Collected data
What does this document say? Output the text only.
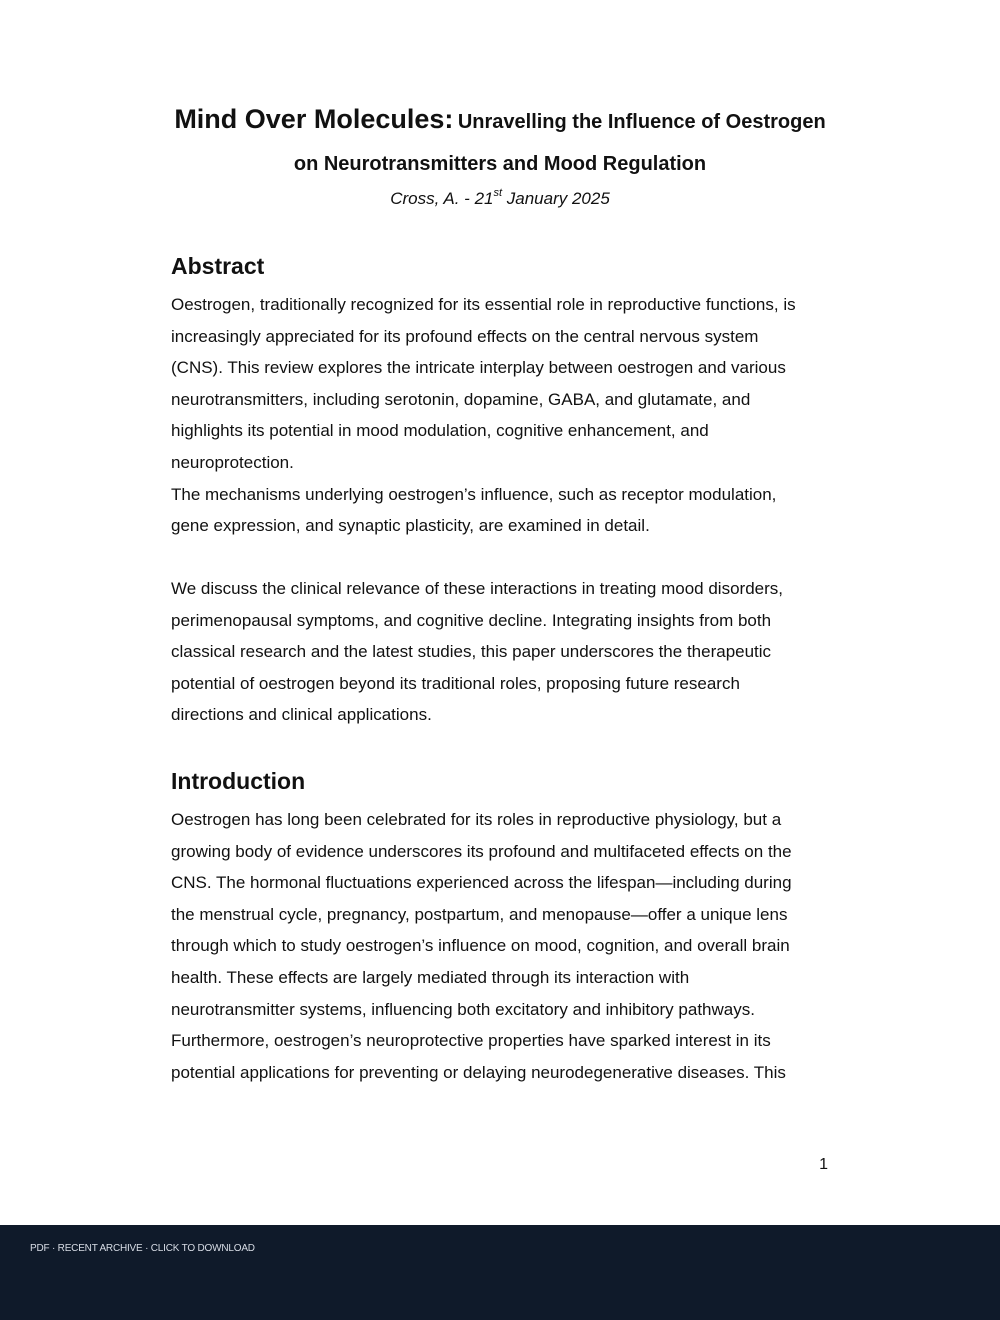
Mind Over Molecules: Unravelling the Influence of Oestrogen
on Neurotransmitters and Mood Regulation
Cross, A. - 21st January 2025
Abstract
Oestrogen, traditionally recognized for its essential role in reproductive functions, is
increasingly appreciated for its profound effects on the central nervous system
(CNS). This review explores the intricate interplay between oestrogen and various
neurotransmitters, including serotonin, dopamine, GABA, and glutamate, and
highlights its potential in mood modulation, cognitive enhancement, and
neuroprotection.
The mechanisms underlying oestrogen’s influence, such as receptor modulation,
gene expression, and synaptic plasticity, are examined in detail.
We discuss the clinical relevance of these interactions in treating mood disorders,
perimenopausal symptoms, and cognitive decline. Integrating insights from both
classical research and the latest studies, this paper underscores the therapeutic
potential of oestrogen beyond its traditional roles, proposing future research
directions and clinical applications.
Introduction
Oestrogen has long been celebrated for its roles in reproductive physiology, but a
growing body of evidence underscores its profound and multifaceted effects on the
CNS. The hormonal fluctuations experienced across the lifespan—including during
the menstrual cycle, pregnancy, postpartum, and menopause—offer a unique lens
through which to study oestrogen’s influence on mood, cognition, and overall brain
health. These effects are largely mediated through its interaction with
neurotransmitter systems, influencing both excitatory and inhibitory pathways.
Furthermore, oestrogen’s neuroprotective properties have sparked interest in its
potential applications for preventing or delaying neurodegenerative diseases. This
1
PDF · RECENT ARCHIVE · CLICK TO DOWNLOAD
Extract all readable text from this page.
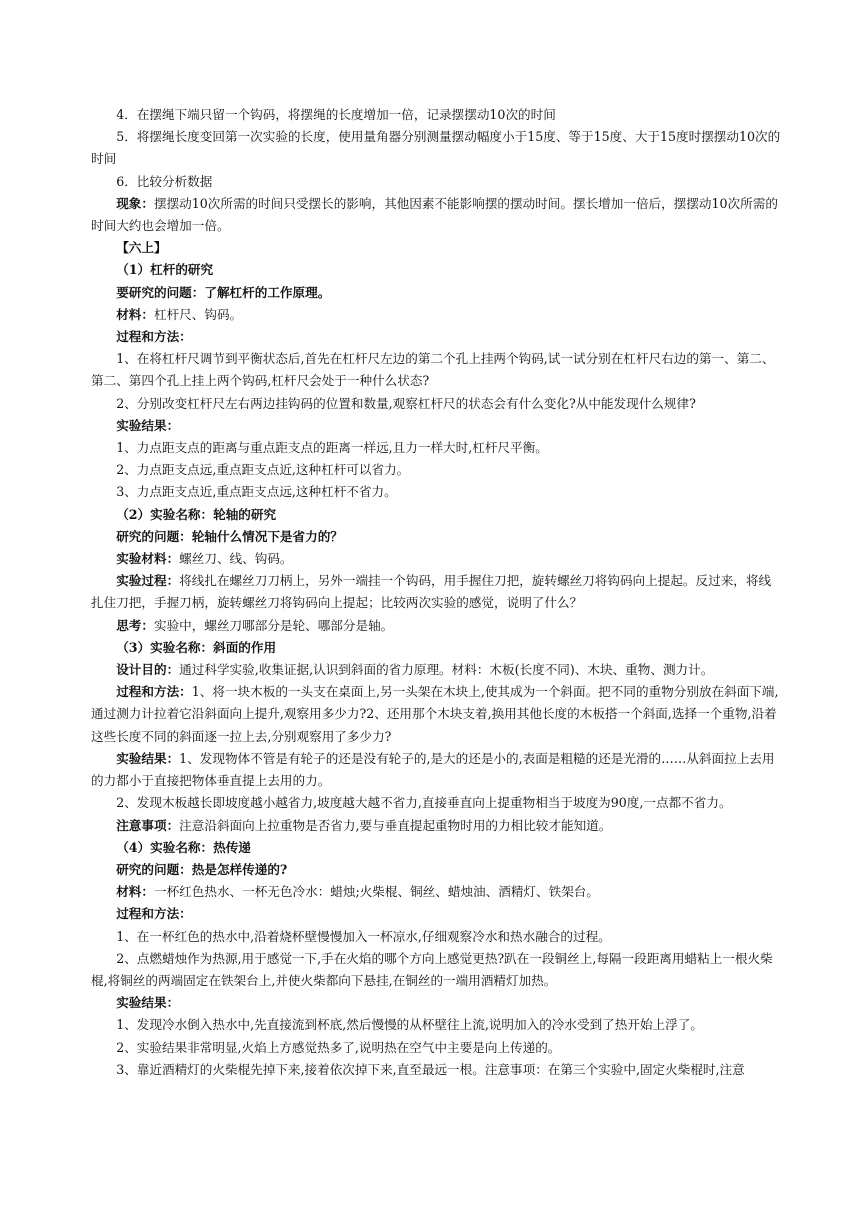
4．在摆绳下端只留一个钩码，将摆绳的长度增加一倍，记录摆摆动10次的时间

5．将摆绳长度变回第一次实验的长度，使用量角器分别测量摆动幅度小于15度、等于15度、大于15度时摆摆动10次的时间

6．比较分析数据

现象：摆摆动10次所需的时间只受摆长的影响，其他因素不能影响摆的摆动时间。摆长增加一倍后，摆摆动10次所需的时间大约也会增加一倍。

【六上】

（1）杠杆的研究

要研究的问题：了解杠杆的工作原理。

材料：杠杆尺、钩码。

过程和方法：

1、在将杠杆尺调节到平衡状态后,首先在杠杆尺左边的第二个孔上挂两个钩码,试一试分别在杠杆尺右边的第一、第二、第二、第四个孔上挂上两个钩码,杠杆尺会处于一种什么状态?

2、分别改变杠杆尺左右两边挂钩码的位置和数量,观察杠杆尺的状态会有什么变化?从中能发现什么规律?

实验结果：

1、力点距支点的距离与重点距支点的距离一样远,且力一样大时,杠杆尺平衡。

2、力点距支点远,重点距支点近,这种杠杆可以省力。

3、力点距支点近,重点距支点远,这种杠杆不省力。

（2）实验名称：轮轴的研究

研究的问题：轮轴什么情况下是省力的？

实验材料：螺丝刀、线、钩码。

实验过程：将线扎在螺丝刀刀柄上，另外一端挂一个钩码，用手握住刀把，旋转螺丝刀将钩码向上提起。反过来，将线扎住刀把，手握刀柄，旋转螺丝刀将钩码向上提起；比较两次实验的感觉，说明了什么？

思考：实验中，螺丝刀哪部分是轮、哪部分是轴。

（3）实验名称：斜面的作用

设计目的：通过科学实验,收集证据,认识到斜面的省力原理。材料：木板(长度不同)、木块、重物、测力计。

过程和方法：1、将一块木板的一头支在桌面上,另一头架在木块上,使其成为一个斜面。把不同的重物分别放在斜面下端,通过测力计拉着它沿斜面向上提升,观察用多少力?2、还用那个木块支着,换用其他长度的木板搭一个斜面,选择一个重物,沿着这些长度不同的斜面逐一拉上去,分别观察用了多少力?

实验结果：1、发现物体不管是有轮子的还是没有轮子的,是大的还是小的,表面是粗糙的还是光滑的……从斜面拉上去用的力都小于直接把物体垂直提上去用的力。

2、发现木板越长即坡度越小越省力,坡度越大越不省力,直接垂直向上提重物相当于坡度为90度,一点都不省力。

注意事项：注意沿斜面向上拉重物是否省力,要与垂直提起重物时用的力相比较才能知道。

（4）实验名称：热传递

研究的问题：热是怎样传递的?

材料：一杯红色热水、一杯无色冷水：蜡烛;火柴棍、铜丝、蜡烛油、酒精灯、铁架台。

过程和方法：

1、在一杯红色的热水中,沿着烧杯壁慢慢加入一杯凉水,仔细观察冷水和热水融合的过程。

2、点燃蜡烛作为热源,用于感觉一下,手在火焰的哪个方向上感觉更热?趴在一段铜丝上,每隔一段距离用蜡粘上一根火柴棍,将铜丝的两端固定在铁架台上,并使火柴都向下悬挂,在铜丝的一端用酒精灯加热。

实验结果：

1、发现冷水倒入热水中,先直接流到杯底,然后慢慢的从杯壁往上流,说明加入的冷水受到了热开始上浮了。

2、实验结果非常明显,火焰上方感觉热多了,说明热在空气中主要是向上传递的。

3、靠近酒精灯的火柴棍先掉下来,接着依次掉下来,直至最远一根。注意事项：在第三个实验中,固定火柴棍时,注意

### [EXERCISE OBJECTIVE]
Your task is to gather every line with the word "from" and copy it.

### [FINAL ANSWER]
perimenopausal symptoms, and cognitive decline. Integrating insights from both
Extract all readable text from this page.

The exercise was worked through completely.